+++ DATASET RECORDS
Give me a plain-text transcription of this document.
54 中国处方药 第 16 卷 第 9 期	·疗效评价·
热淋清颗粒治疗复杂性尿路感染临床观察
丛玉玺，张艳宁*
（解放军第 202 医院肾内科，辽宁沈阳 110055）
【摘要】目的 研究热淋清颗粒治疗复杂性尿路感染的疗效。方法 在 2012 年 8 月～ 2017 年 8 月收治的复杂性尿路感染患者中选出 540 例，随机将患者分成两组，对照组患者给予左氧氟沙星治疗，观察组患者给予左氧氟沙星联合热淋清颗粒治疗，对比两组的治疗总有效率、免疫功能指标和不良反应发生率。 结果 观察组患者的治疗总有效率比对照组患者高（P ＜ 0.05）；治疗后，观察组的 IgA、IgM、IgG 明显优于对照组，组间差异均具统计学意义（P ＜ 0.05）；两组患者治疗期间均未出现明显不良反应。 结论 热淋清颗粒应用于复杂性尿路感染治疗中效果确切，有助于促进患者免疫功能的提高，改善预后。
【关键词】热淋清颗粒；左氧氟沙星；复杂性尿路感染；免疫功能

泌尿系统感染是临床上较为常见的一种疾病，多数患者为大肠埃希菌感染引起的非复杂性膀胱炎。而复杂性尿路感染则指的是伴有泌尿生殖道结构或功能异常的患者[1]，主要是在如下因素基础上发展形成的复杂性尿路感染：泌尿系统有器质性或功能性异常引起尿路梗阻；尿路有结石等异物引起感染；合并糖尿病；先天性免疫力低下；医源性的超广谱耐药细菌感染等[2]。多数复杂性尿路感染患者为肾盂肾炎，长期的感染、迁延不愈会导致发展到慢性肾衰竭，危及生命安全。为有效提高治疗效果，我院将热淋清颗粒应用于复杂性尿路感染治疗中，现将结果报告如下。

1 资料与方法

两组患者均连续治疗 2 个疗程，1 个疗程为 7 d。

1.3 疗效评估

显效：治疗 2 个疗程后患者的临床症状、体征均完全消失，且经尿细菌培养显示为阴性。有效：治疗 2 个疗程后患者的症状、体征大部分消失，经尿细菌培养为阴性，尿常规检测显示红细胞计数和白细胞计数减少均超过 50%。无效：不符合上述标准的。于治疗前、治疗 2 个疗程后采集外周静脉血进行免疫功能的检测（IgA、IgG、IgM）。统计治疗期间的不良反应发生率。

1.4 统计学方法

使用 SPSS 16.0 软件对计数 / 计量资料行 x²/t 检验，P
++++++
SET TASK » All of the records must be retyped exactly as they are.

EXERCISE ANSWER »
Give me a plain-text transcription of this document.
54 中国处方药 第 16 卷 第 9 期	·疗效评价·
热淋清颗粒治疗复杂性尿路感染临床观察
丛玉玺，张艳宁*
（解放军第 202 医院肾内科，辽宁沈阳 110055）
【摘要】目的 研究热淋清颗粒治疗复杂性尿路感染的疗效。方法 在 2012 年 8 月～ 2017 年 8 月收治的复杂性尿路感染患者中选出 540 例，随机将患者分成两组，对照组患者给予左氧氟沙星治疗，观察组患者给予左氧氟沙星联合热淋清颗粒治疗，对比两组的治疗总有效率、免疫功能指标和不良反应发生率。 结果 观察组患者的治疗总有效率比对照组患者高（P ＜ 0.05）；治疗后，观察组的 IgA、IgM、IgG 明显优于对照组，组间差异均具统计学意义（P ＜ 0.05）；两组患者治疗期间均未出现明显不良反应。 结论 热淋清颗粒应用于复杂性尿路感染治疗中效果确切，有助于促进患者免疫功能的提高，改善预后。
【关键词】热淋清颗粒；左氧氟沙星；复杂性尿路感染；免疫功能

泌尿系统感染是临床上较为常见的一种疾病，多数患者为大肠埃希菌感染引起的非复杂性膀胱炎。而复杂性尿路感染则指的是伴有泌尿生殖道结构或功能异常的患者[1]，主要是在如下因素基础上发展形成的复杂性尿路感染：泌尿系统有器质性或功能性异常引起尿路梗阻；尿路有结石等异物引起感染；合并糖尿病；先天性免疫力低下；医源性的超广谱耐药细菌感染等[2]。多数复杂性尿路感染患者为肾盂肾炎，长期的感染、迁延不愈会导致发展到慢性肾衰竭，危及生命安全。为有效提高治疗效果，我院将热淋清颗粒应用于复杂性尿路感染治疗中，现将结果报告如下。

1 资料与方法

两组患者均连续治疗 2 个疗程，1 个疗程为 7 d。

1.3 疗效评估

显效：治疗 2 个疗程后患者的临床症状、体征均完全消失，且经尿细菌培养显示为阴性。有效：治疗 2 个疗程后患者的症状、体征大部分消失，经尿细菌培养为阴性，尿常规检测显示红细胞计数和白细胞计数减少均超过 50%。无效：不符合上述标准的。于治疗前、治疗 2 个疗程后采集外周静脉血进行免疫功能的检测（IgA、IgG、IgM）。统计治疗期间的不良反应发生率。

1.4 统计学方法

使用 SPSS 16.0 软件对计数 / 计量资料行 x²/t 检验，P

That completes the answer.